- **TASK DESCRIPTION**
Swap "point" for "marker" in the listing's stretch from the line containing "data-label: 4.413 [832, 490, 854, 497]" through the line containing "x-tick-label: 03:00 [150, 53, 171, 60]", and give back only those lines with nothing else altered.

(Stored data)
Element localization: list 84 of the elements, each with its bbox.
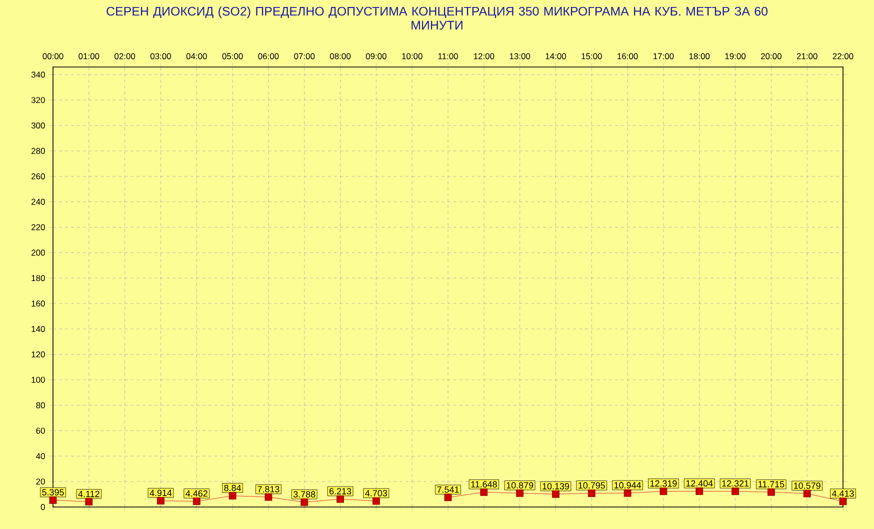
data-label: 4.413 [832, 490, 854, 497]
point [696, 488, 704, 495]
data-label: 4.703 [365, 490, 388, 496]
point [157, 497, 164, 504]
y-tick-label: 260 [32, 173, 45, 180]
point [588, 490, 596, 497]
point [624, 489, 632, 497]
y-tick-label: 220 [32, 224, 45, 230]
chart-title: СЕРЕН ДИОКСИД (SO2) ПРЕДЕЛНО ДОПУСТИМА КОНЦЕНТРАЦИЯ 350 МИКРОГРАМА НА КУБ. МЕТЪР ЗА 60 МИНУТИ [106, 6, 768, 30]
x-tick-label: 15:00 [582, 53, 602, 60]
point [480, 488, 488, 496]
data-label: 8.84 [224, 484, 242, 492]
x-tick-label: 03:00 [150, 53, 171, 60]
x-tick-label: 17:00 [654, 53, 674, 60]
x-tick-label: 11:00 [438, 53, 458, 60]
x-tick-label: 00:00 [42, 53, 64, 60]
point [516, 489, 524, 497]
y-tick-label: 320 [31, 97, 45, 104]
data-label: 10.139 [542, 483, 570, 490]
x-tick-label: 04:00 [186, 53, 207, 60]
data-label: 6.213 [330, 488, 352, 494]
data-label: 11.715 [758, 481, 784, 488]
data-label: 4.462 [186, 490, 208, 497]
y-tick-label: 240 [32, 198, 45, 205]
x-tick-label: 08:00 [330, 53, 351, 60]
point [336, 495, 344, 503]
y-tick-label: 40 [36, 453, 45, 460]
point [444, 494, 452, 502]
y-tick-label: 200 [32, 250, 45, 256]
y-tick-label: 180 [32, 275, 45, 282]
y-tick-label: 140 [32, 326, 45, 332]
data-label: 4.112 [78, 490, 100, 498]
data-label: 12.319 [650, 480, 677, 487]
x-tick-label: 14:00 [546, 53, 566, 60]
y-tick-label: 80 [36, 402, 45, 408]
x-tick-label: 16:00 [618, 53, 638, 60]
data-label: 5.395 [42, 489, 64, 496]
point [768, 488, 775, 496]
point [372, 497, 380, 505]
point [732, 488, 739, 496]
x-tick-label: 21:00 [796, 53, 818, 60]
point [660, 488, 668, 496]
data-label: 7.541 [437, 486, 459, 493]
x-tick-label: 07:00 [294, 53, 315, 60]
point [552, 490, 560, 498]
data-label: 12.321 [722, 480, 749, 487]
data-label: 11.648 [471, 481, 497, 488]
y-tick-label: 100 [32, 376, 45, 383]
y-tick-label: 300 [31, 122, 45, 128]
point [300, 498, 308, 506]
point [839, 498, 847, 506]
x-tick-label: 22:00 [832, 53, 854, 60]
data-label: 4.914 [150, 490, 172, 496]
y-tick-label: 280 [32, 148, 45, 154]
x-tick-label: 12:00 [474, 53, 494, 60]
data-label: 10.795 [578, 482, 605, 489]
x-tick-label: 19:00 [725, 53, 746, 60]
point [49, 496, 57, 504]
data-label: 3.788 [293, 491, 316, 498]
x-tick-label: 18:00 [689, 53, 710, 60]
x-tick-label: 10:00 [402, 53, 422, 60]
x-tick-label: 01:00 [78, 53, 100, 60]
y-tick-label: 60 [36, 428, 45, 434]
point [803, 490, 811, 498]
data-label: 10.879 [506, 482, 534, 488]
y-tick-label: 0 [40, 504, 45, 510]
data-label: 12.404 [686, 480, 713, 487]
point [85, 498, 93, 506]
data-label: 7.813 [258, 486, 280, 492]
data-label: 10.944 [614, 482, 641, 488]
x-tick-label: 13:00 [510, 53, 530, 60]
x-tick-label: 20:00 [761, 53, 782, 60]
x-tick-label: 05:00 [222, 53, 243, 60]
x-tick-label: 02:00 [114, 53, 136, 60]
data-label: 10.579 [794, 482, 820, 489]
point [264, 493, 272, 501]
point [192, 498, 200, 506]
y-tick-label: 160 [32, 300, 45, 307]
point [228, 492, 236, 500]
y-tick-label: 20 [36, 478, 45, 485]
y-tick-label: 120 [32, 351, 45, 358]
x-tick-label: 09:00 [366, 53, 386, 60]
x-tick-label: 06:00 [258, 53, 279, 60]
y-tick-label: 340 [31, 72, 45, 78]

- **OUTPUT OF THE EXERCISE**
data-label: 4.413 [832, 490, 854, 497]
marker [696, 488, 704, 495]
data-label: 4.703 [365, 490, 388, 496]
marker [157, 497, 164, 504]
y-tick-label: 260 [32, 173, 45, 180]
marker [588, 490, 596, 497]
marker [624, 489, 632, 497]
y-tick-label: 220 [32, 224, 45, 230]
chart-title: СЕРЕН ДИОКСИД (SO2) ПРЕДЕЛНО ДОПУСТИМА КОНЦЕНТРАЦИЯ 350 МИКРОГРАМА НА КУБ. МЕТЪР ЗА 60 МИНУТИ [106, 6, 768, 30]
x-tick-label: 15:00 [582, 53, 602, 60]
marker [480, 488, 488, 496]
data-label: 8.84 [224, 484, 242, 492]
x-tick-label: 03:00 [150, 53, 171, 60]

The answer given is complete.